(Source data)
________
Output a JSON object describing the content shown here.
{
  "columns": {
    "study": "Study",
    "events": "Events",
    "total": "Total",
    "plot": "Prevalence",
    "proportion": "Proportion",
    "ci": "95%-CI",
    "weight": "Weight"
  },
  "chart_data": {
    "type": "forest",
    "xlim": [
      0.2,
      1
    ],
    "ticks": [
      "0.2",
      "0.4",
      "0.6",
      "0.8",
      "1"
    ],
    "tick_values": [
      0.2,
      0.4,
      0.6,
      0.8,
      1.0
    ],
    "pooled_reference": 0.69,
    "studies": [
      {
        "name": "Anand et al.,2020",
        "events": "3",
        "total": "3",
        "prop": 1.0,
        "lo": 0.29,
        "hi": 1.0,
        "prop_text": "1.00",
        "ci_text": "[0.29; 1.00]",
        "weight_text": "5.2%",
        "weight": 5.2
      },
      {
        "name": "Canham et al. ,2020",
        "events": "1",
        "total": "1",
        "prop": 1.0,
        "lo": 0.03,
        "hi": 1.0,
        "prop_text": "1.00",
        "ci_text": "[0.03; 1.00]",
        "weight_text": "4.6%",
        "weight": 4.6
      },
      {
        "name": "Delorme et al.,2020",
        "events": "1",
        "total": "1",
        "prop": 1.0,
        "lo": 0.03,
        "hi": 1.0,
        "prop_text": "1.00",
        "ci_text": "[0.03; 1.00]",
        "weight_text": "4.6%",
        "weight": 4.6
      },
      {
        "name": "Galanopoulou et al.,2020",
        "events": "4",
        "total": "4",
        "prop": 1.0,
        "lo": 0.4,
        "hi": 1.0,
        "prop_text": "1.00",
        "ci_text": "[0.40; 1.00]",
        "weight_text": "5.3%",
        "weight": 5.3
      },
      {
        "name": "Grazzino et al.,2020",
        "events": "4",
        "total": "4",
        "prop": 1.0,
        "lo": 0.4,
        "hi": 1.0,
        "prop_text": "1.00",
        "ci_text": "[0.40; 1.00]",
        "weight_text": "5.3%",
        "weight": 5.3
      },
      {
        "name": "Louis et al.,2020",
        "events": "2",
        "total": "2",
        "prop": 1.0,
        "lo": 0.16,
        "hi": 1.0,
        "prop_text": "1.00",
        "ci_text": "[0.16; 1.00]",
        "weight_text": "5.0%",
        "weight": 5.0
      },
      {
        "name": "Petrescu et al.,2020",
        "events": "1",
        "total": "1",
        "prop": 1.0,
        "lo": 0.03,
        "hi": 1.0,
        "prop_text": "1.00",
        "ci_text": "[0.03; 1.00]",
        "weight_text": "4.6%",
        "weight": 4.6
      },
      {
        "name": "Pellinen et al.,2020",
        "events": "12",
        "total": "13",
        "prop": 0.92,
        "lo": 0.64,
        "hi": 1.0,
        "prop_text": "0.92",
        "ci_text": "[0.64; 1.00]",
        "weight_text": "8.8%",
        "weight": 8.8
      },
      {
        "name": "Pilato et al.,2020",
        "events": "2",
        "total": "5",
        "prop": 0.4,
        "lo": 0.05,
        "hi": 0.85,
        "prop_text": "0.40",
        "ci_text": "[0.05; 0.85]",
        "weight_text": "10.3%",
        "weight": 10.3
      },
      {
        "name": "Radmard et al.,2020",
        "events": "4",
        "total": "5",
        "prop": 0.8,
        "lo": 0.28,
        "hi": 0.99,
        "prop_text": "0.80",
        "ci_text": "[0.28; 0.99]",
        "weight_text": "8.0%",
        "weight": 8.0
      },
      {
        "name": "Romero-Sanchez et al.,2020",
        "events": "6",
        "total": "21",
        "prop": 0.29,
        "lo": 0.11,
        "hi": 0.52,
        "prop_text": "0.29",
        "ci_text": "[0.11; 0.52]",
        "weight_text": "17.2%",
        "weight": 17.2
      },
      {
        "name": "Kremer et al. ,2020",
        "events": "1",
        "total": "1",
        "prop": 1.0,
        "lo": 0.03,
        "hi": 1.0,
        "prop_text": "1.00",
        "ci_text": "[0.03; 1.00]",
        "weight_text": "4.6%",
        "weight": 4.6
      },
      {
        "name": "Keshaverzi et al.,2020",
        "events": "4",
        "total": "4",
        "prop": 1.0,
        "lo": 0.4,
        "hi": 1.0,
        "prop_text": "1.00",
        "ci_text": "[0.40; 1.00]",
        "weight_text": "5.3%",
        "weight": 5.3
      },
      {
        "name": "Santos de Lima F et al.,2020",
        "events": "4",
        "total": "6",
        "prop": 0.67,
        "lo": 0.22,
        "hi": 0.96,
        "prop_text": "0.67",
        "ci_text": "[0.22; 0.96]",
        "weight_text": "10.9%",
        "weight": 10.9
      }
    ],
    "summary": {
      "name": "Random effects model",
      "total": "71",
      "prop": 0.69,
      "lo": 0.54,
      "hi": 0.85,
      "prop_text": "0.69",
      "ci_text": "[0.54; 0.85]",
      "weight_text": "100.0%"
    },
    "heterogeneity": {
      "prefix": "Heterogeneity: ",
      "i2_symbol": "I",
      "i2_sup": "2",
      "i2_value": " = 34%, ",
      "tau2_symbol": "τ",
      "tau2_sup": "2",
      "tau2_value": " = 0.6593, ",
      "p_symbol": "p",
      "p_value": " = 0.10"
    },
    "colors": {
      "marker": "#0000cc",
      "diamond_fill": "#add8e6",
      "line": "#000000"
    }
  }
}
________
* [EXERCISE REQUIREMENTS]:
Output each record exactly, leaving nothing out.

* [RESPONSE]:
Output a JSON object describing the content shown here.
{
  "columns": {
    "study": "Study",
    "events": "Events",
    "total": "Total",
    "plot": "Prevalence",
    "proportion": "Proportion",
    "ci": "95%-CI",
    "weight": "Weight"
  },
  "chart_data": {
    "type": "forest",
    "xlim": [
      0.2,
      1
    ],
    "ticks": [
      "0.2",
      "0.4",
      "0.6",
      "0.8",
      "1"
    ],
    "tick_values": [
      0.2,
      0.4,
      0.6,
      0.8,
      1.0
    ],
    "pooled_reference": 0.69,
    "studies": [
      {
        "name": "Anand et al.,2020",
        "events": "3",
        "total": "3",
        "prop": 1.0,
        "lo": 0.29,
        "hi": 1.0,
        "prop_text": "1.00",
        "ci_text": "[0.29; 1.00]",
        "weight_text": "5.2%",
        "weight": 5.2
      },
      {
        "name": "Canham et al. ,2020",
        "events": "1",
        "total": "1",
        "prop": 1.0,
        "lo": 0.03,
        "hi": 1.0,
        "prop_text": "1.00",
        "ci_text": "[0.03; 1.00]",
        "weight_text": "4.6%",
        "weight": 4.6
      },
      {
        "name": "Delorme et al.,2020",
        "events": "1",
        "total": "1",
        "prop": 1.0,
        "lo": 0.03,
        "hi": 1.0,
        "prop_text": "1.00",
        "ci_text": "[0.03; 1.00]",
        "weight_text": "4.6%",
        "weight": 4.6
      },
      {
        "name": "Galanopoulou et al.,2020",
        "events": "4",
        "total": "4",
        "prop": 1.0,
        "lo": 0.4,
        "hi": 1.0,
        "prop_text": "1.00",
        "ci_text": "[0.40; 1.00]",
        "weight_text": "5.3%",
        "weight": 5.3
      },
      {
        "name": "Grazzino et al.,2020",
        "events": "4",
        "total": "4",
        "prop": 1.0,
        "lo": 0.4,
        "hi": 1.0,
        "prop_text": "1.00",
        "ci_text": "[0.40; 1.00]",
        "weight_text": "5.3%",
        "weight": 5.3
      },
      {
        "name": "Louis et al.,2020",
        "events": "2",
        "total": "2",
        "prop": 1.0,
        "lo": 0.16,
        "hi": 1.0,
        "prop_text": "1.00",
        "ci_text": "[0.16; 1.00]",
        "weight_text": "5.0%",
        "weight": 5.0
      },
      {
        "name": "Petrescu et al.,2020",
        "events": "1",
        "total": "1",
        "prop": 1.0,
        "lo": 0.03,
        "hi": 1.0,
        "prop_text": "1.00",
        "ci_text": "[0.03; 1.00]",
        "weight_text": "4.6%",
        "weight": 4.6
      },
      {
        "name": "Pellinen et al.,2020",
        "events": "12",
        "total": "13",
        "prop": 0.92,
        "lo": 0.64,
        "hi": 1.0,
        "prop_text": "0.92",
        "ci_text": "[0.64; 1.00]",
        "weight_text": "8.8%",
        "weight": 8.8
      },
      {
        "name": "Pilato et al.,2020",
        "events": "2",
        "total": "5",
        "prop": 0.4,
        "lo": 0.05,
        "hi": 0.85,
        "prop_text": "0.40",
        "ci_text": "[0.05; 0.85]",
        "weight_text": "10.3%",
        "weight": 10.3
      },
      {
        "name": "Radmard et al.,2020",
        "events": "4",
        "total": "5",
        "prop": 0.8,
        "lo": 0.28,
        "hi": 0.99,
        "prop_text": "0.80",
        "ci_text": "[0.28; 0.99]",
        "weight_text": "8.0%",
        "weight": 8.0
      },
      {
        "name": "Romero-Sanchez et al.,2020",
        "events": "6",
        "total": "21",
        "prop": 0.29,
        "lo": 0.11,
        "hi": 0.52,
        "prop_text": "0.29",
        "ci_text": "[0.11; 0.52]",
        "weight_text": "17.2%",
        "weight": 17.2
      },
      {
        "name": "Kremer et al. ,2020",
        "events": "1",
        "total": "1",
        "prop": 1.0,
        "lo": 0.03,
        "hi": 1.0,
        "prop_text": "1.00",
        "ci_text": "[0.03; 1.00]",
        "weight_text": "4.6%",
        "weight": 4.6
      },
      {
        "name": "Keshaverzi et al.,2020",
        "events": "4",
        "total": "4",
        "prop": 1.0,
        "lo": 0.4,
        "hi": 1.0,
        "prop_text": "1.00",
        "ci_text": "[0.40; 1.00]",
        "weight_text": "5.3%",
        "weight": 5.3
      },
      {
        "name": "Santos de Lima F et al.,2020",
        "events": "4",
        "total": "6",
        "prop": 0.67,
        "lo": 0.22,
        "hi": 0.96,
        "prop_text": "0.67",
        "ci_text": "[0.22; 0.96]",
        "weight_text": "10.9%",
        "weight": 10.9
      }
    ],
    "summary": {
      "name": "Random effects model",
      "total": "71",
      "prop": 0.69,
      "lo": 0.54,
      "hi": 0.85,
      "prop_text": "0.69",
      "ci_text": "[0.54; 0.85]",
      "weight_text": "100.0%"
    },
    "heterogeneity": {
      "prefix": "Heterogeneity: ",
      "i2_symbol": "I",
      "i2_sup": "2",
      "i2_value": " = 34%, ",
      "tau2_symbol": "τ",
      "tau2_sup": "2",
      "tau2_value": " = 0.6593, ",
      "p_symbol": "p",
      "p_value": " = 0.10"
    },
    "colors": {
      "marker": "#0000cc",
      "diamond_fill": "#add8e6",
      "line": "#000000"
    }
  }
}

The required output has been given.